# [TASK REQUIREMENTS]
Reproduce all entries word for word.

# [EXCERPTED RECORDS]
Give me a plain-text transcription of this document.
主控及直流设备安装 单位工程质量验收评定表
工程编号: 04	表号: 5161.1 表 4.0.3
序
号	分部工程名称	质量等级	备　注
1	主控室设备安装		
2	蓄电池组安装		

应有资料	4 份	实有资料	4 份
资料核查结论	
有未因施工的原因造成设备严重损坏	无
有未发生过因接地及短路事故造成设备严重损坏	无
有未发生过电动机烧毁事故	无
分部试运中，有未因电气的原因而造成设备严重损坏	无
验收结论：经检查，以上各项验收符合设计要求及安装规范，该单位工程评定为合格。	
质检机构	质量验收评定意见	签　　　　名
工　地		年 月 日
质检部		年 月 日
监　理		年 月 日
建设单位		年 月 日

# [ANSWER TO THE TASK]
Give me a plain-text transcription of this document.
主控及直流设备安装 单位工程质量验收评定表
工程编号: 04	表号: 5161.1 表 4.0.3
序
号	分部工程名称	质量等级	备　注
1	主控室设备安装		
2	蓄电池组安装		

应有资料	4 份	实有资料	4 份
资料核查结论	
有未因施工的原因造成设备严重损坏	无
有未发生过因接地及短路事故造成设备严重损坏	无
有未发生过电动机烧毁事故	无
分部试运中，有未因电气的原因而造成设备严重损坏	无
验收结论：经检查，以上各项验收符合设计要求及安装规范，该单位工程评定为合格。	
质检机构	质量验收评定意见	签　　　　名
工　地		年 月 日
质检部		年 月 日
监　理		年 月 日
建设单位		年 月 日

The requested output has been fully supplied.